Exercise description: In the material below, count the lines with the word "style" and state that number only.

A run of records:
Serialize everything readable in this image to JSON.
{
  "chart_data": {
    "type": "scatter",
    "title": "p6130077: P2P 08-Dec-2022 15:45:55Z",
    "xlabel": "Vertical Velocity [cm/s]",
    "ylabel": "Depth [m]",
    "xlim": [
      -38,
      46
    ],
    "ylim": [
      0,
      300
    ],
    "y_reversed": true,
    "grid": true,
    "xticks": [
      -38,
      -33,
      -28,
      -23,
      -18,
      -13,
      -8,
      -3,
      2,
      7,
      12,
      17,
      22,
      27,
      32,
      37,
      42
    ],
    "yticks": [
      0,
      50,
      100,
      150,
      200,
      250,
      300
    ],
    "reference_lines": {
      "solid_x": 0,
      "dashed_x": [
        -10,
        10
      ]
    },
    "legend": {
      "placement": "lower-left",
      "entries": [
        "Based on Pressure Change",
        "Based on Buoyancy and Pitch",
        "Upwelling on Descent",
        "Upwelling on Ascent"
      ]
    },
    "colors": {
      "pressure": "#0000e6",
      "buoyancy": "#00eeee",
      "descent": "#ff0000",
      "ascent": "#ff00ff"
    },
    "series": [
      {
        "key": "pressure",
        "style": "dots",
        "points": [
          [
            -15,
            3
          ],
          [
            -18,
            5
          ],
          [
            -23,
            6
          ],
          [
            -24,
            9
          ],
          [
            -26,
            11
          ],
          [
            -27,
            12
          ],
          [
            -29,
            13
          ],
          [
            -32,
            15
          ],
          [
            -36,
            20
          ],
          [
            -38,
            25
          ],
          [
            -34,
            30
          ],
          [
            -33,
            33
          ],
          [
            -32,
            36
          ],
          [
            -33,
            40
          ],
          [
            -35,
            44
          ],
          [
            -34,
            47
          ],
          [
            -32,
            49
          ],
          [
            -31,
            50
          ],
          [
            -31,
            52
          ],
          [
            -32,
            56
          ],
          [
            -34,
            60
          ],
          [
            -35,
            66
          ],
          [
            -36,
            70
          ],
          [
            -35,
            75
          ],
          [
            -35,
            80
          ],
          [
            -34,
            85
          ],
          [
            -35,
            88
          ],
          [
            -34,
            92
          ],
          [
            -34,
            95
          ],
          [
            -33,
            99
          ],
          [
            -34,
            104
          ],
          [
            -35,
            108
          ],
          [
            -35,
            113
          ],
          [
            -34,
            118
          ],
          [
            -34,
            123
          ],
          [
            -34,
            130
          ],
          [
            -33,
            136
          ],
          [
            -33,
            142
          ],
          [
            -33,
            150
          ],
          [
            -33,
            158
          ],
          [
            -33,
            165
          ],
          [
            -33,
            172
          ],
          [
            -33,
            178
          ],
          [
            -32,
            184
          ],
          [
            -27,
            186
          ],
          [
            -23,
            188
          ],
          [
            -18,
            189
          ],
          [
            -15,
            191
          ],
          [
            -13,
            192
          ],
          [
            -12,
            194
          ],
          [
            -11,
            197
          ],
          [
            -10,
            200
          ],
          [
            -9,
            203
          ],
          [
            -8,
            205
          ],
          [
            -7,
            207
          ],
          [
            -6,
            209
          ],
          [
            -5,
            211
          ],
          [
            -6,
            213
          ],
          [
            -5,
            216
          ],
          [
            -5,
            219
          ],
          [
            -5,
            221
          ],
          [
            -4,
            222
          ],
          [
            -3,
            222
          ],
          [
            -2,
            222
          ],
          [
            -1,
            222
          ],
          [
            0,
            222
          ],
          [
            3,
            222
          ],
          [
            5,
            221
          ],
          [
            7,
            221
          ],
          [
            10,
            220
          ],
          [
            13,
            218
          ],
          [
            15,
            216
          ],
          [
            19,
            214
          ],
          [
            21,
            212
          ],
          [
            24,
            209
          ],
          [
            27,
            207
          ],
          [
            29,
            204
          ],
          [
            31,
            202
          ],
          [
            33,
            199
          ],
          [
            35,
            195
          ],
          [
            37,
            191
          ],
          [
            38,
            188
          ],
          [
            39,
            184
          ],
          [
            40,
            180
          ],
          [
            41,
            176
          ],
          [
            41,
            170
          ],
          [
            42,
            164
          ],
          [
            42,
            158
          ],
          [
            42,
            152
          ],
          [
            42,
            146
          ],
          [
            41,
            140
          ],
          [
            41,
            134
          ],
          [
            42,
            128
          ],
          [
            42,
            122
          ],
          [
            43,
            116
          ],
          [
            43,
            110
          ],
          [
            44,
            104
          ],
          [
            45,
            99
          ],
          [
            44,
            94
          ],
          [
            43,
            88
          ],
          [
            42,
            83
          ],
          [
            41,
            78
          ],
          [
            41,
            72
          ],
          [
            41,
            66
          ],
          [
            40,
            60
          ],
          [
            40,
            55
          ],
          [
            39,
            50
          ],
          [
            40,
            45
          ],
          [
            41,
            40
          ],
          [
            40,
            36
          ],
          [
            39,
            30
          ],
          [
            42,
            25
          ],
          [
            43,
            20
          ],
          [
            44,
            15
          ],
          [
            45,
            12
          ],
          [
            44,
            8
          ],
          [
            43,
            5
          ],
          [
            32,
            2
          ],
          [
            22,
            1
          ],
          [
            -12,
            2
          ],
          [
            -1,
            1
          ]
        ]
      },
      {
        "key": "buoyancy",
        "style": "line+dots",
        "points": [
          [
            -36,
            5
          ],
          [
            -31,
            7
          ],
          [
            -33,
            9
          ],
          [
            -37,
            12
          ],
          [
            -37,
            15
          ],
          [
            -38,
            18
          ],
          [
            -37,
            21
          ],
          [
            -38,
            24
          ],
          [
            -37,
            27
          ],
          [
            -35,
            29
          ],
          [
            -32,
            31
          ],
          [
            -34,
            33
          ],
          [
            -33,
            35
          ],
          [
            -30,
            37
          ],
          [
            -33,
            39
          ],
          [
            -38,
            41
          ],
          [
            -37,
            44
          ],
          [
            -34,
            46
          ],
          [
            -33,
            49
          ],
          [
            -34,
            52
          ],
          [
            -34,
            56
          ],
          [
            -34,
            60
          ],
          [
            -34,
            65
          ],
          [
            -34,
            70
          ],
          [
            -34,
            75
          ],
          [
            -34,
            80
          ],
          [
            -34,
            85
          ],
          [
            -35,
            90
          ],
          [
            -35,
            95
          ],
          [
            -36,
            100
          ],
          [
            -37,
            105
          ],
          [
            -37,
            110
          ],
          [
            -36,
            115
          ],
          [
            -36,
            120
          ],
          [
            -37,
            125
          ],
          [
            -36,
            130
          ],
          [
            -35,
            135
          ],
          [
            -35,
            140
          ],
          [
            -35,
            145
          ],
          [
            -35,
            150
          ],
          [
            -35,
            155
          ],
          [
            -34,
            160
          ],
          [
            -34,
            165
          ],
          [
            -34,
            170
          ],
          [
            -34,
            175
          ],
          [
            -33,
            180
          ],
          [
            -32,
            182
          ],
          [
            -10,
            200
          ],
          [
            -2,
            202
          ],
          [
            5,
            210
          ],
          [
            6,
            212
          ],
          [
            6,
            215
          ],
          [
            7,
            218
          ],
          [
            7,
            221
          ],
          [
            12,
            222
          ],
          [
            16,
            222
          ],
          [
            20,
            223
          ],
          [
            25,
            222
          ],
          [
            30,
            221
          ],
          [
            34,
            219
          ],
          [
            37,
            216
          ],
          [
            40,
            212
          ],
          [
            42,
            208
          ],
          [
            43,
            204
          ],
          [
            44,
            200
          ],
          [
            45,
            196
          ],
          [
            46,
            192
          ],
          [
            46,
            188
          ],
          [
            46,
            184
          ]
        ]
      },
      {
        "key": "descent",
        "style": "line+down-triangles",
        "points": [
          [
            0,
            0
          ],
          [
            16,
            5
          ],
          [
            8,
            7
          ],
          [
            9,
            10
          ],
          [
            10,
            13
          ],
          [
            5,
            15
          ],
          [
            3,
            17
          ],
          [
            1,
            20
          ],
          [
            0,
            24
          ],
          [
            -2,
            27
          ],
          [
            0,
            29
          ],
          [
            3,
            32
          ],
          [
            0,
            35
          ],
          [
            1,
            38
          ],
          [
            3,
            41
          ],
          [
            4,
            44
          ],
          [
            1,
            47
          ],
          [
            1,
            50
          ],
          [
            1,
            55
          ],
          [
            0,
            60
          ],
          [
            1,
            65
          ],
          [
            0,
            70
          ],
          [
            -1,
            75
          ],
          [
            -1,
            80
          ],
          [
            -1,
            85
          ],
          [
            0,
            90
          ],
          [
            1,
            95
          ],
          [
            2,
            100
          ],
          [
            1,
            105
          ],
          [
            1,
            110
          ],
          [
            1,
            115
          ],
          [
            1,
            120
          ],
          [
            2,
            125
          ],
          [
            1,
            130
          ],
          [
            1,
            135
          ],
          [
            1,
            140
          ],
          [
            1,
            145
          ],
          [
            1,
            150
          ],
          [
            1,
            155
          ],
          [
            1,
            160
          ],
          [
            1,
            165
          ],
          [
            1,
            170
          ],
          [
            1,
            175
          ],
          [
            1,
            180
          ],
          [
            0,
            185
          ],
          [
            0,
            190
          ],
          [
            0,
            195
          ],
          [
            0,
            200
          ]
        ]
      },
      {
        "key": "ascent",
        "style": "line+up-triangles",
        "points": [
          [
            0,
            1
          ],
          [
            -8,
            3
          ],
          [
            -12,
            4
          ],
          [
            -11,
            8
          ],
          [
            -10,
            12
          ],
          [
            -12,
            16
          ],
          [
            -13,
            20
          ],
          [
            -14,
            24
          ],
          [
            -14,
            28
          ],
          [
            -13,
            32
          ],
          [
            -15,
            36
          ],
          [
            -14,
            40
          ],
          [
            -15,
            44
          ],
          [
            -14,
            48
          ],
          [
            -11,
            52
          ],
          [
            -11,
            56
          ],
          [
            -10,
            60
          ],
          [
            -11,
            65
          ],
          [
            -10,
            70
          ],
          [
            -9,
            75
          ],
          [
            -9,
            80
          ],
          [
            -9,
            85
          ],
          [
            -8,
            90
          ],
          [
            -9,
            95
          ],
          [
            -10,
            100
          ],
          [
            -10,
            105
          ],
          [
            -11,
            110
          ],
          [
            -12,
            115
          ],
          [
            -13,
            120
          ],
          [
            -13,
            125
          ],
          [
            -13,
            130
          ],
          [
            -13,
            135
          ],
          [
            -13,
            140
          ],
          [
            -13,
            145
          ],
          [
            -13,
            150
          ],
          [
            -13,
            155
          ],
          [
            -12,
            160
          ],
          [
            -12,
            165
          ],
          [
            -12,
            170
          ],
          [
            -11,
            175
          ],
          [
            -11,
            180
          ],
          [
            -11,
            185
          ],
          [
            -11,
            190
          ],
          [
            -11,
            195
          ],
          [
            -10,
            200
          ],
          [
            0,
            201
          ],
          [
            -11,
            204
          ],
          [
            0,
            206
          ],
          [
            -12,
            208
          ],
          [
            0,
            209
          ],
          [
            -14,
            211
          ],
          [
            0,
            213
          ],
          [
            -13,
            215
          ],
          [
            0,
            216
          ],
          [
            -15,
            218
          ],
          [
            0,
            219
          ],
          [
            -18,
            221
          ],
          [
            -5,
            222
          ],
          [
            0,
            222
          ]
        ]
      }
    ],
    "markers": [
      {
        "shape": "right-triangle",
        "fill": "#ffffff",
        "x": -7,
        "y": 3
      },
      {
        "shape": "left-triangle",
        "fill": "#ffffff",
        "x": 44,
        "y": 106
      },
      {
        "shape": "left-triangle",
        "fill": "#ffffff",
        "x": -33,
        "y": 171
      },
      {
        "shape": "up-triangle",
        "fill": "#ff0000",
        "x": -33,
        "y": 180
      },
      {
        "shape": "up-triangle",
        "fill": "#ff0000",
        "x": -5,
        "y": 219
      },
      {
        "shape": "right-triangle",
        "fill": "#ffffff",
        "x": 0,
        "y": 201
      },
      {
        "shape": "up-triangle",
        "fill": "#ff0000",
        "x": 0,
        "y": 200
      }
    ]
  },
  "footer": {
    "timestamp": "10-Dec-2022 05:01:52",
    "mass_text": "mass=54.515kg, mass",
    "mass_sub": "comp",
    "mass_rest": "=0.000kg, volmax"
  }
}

Reply: 4